> **GOAL**:
How many lines of the data hold the word "author"? State the number and nothing else.

> **INPUT**:
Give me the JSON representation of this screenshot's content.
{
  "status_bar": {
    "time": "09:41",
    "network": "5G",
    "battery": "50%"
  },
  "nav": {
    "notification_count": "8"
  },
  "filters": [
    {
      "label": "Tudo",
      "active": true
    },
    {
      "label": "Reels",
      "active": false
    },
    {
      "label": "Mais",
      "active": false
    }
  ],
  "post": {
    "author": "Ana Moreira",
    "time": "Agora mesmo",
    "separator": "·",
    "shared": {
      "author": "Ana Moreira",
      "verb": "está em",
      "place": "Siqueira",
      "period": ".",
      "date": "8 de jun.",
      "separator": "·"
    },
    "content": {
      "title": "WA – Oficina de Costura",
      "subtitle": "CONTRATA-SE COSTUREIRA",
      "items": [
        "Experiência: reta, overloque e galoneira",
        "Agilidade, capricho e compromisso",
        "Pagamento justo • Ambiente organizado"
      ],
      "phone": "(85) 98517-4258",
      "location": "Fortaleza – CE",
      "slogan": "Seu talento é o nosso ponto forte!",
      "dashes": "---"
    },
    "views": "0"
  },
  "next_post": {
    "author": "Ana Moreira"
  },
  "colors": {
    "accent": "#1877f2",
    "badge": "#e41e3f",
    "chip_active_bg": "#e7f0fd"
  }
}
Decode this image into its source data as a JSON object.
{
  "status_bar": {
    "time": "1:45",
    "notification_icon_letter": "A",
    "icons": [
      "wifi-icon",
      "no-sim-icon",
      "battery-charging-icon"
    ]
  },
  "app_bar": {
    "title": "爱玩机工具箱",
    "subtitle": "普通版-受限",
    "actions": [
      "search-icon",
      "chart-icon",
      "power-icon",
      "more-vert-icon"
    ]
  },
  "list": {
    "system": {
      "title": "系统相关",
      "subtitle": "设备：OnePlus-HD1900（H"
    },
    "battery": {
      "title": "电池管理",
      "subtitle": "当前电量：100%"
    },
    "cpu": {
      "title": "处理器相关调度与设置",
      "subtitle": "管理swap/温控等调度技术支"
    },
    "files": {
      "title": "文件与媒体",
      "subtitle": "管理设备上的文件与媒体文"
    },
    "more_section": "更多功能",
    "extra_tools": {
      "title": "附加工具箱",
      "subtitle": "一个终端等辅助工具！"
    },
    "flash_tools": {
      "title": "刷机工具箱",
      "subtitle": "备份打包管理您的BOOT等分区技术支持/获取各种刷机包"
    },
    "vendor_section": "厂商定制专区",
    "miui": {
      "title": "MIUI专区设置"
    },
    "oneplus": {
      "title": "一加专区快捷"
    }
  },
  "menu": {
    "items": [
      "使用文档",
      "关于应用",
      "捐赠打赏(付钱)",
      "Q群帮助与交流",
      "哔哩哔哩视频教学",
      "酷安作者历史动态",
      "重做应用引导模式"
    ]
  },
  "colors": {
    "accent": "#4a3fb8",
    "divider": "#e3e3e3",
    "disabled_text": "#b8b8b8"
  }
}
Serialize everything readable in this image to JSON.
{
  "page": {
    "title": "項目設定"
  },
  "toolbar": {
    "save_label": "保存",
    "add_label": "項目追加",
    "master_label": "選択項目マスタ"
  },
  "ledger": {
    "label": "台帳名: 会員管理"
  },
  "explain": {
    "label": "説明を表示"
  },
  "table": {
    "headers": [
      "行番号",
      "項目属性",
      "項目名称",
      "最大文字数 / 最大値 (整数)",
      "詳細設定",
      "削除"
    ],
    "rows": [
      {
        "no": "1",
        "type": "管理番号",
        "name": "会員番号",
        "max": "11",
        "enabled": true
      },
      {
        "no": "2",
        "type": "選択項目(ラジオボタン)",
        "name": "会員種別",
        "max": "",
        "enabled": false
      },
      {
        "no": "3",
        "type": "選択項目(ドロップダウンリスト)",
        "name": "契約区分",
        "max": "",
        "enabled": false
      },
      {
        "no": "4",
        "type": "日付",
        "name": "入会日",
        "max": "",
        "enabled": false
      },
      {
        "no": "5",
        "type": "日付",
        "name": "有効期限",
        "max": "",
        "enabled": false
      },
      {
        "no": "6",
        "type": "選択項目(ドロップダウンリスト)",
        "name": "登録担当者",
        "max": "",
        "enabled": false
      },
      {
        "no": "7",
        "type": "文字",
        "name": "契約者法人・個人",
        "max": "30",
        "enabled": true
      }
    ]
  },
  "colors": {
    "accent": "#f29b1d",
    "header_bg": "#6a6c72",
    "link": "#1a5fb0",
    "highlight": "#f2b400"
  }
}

> **RESULT**:
3